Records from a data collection
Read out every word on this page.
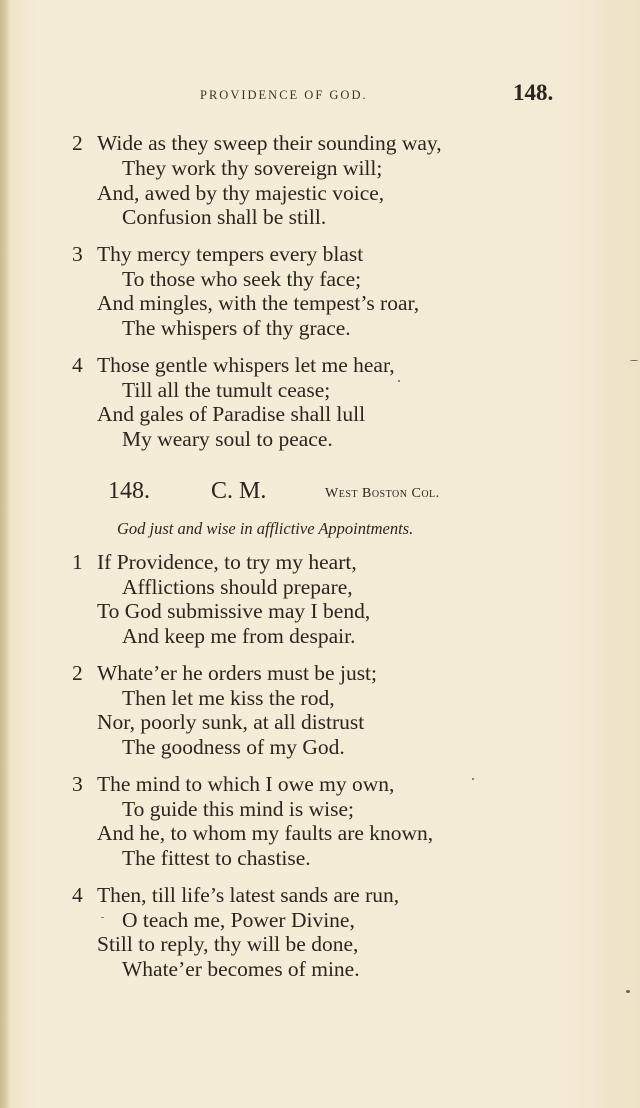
PROVIDENCE OF GOD.	148.
2 Wide as they sweep their sounding way,
They work thy sovereign will;
And, awed by thy majestic voice,
Confusion shall be still.
3 Thy mercy tempers every blast
To those who seek thy face;
And mingles, with the tempest’s roar,
The whispers of thy grace.
4 Those gentle whispers let me hear,
Till all the tumult cease;
And gales of Paradise shall lull
My weary soul to peace.
148.	C. M.	West Boston Col.
God just and wise in afflictive Appointments.
1 If Providence, to try my heart,
Afflictions should prepare,
To God submissive may I bend,
And keep me from despair.
2 Whate’er he orders must be just;
Then let me kiss the rod,
Nor, poorly sunk, at all distrust
The goodness of my God.
3 The mind to which I owe my own,
To guide this mind is wise;
And he, to whom my faults are known,
The fittest to chastise.
4 Then, till life’s latest sands are run,
O teach me, Power Divine,
Still to reply, thy will be done,
Whate’er becomes of mine.
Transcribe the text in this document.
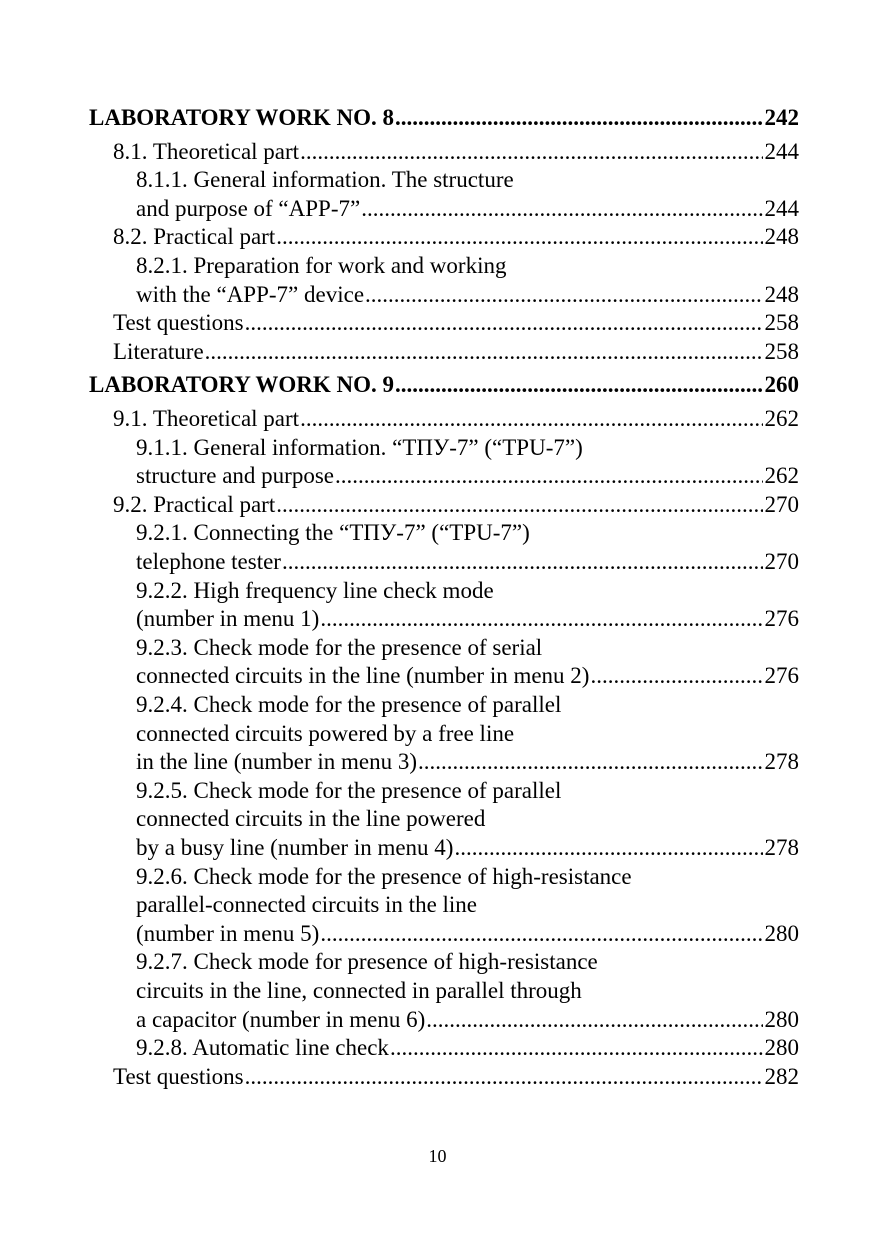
LABORATORY WORK NO. 8 .....	242
8.1. Theoretical part .....	244
8.1.1. General information. The structure
and purpose of “APP-7” .....	244
8.2. Practical part .....	248
8.2.1. Preparation for work and working
with the “APP-7” device .....	248
Test questions .....	258
Literature .....	258
LABORATORY WORK NO. 9 .....	260
9.1. Theoretical part .....	262
9.1.1. General information. “ТПУ-7” (“TPU-7”)
structure and purpose .....	262
9.2. Practical part .....	270
9.2.1. Connecting the “ТПУ-7” (“TPU-7”)
telephone tester .....	270
9.2.2. High frequency line check mode
(number in menu 1) .....	276
9.2.3. Check mode for the presence of serial
connected circuits in the line (number in menu 2) .....	276
9.2.4. Check mode for the presence of parallel
connected circuits powered by a free line
in the line (number in menu 3) .....	278
9.2.5. Check mode for the presence of parallel
connected circuits in the line powered
by a busy line (number in menu 4) .....	278
9.2.6. Check mode for the presence of high-resistance
parallel-connected circuits in the line
(number in menu 5) .....	280
9.2.7. Check mode for presence of high-resistance
circuits in the line, connected in parallel through
a capacitor (number in menu 6) .....	280
9.2.8. Automatic line check .....	280
Test questions .....	282
10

### PROBLEM
Extract every line containing the string "just" from the data above.

### ANSWER TO THIS TASK
God just and wise in afflictive Appointments.
2 Whate’er he orders must be just;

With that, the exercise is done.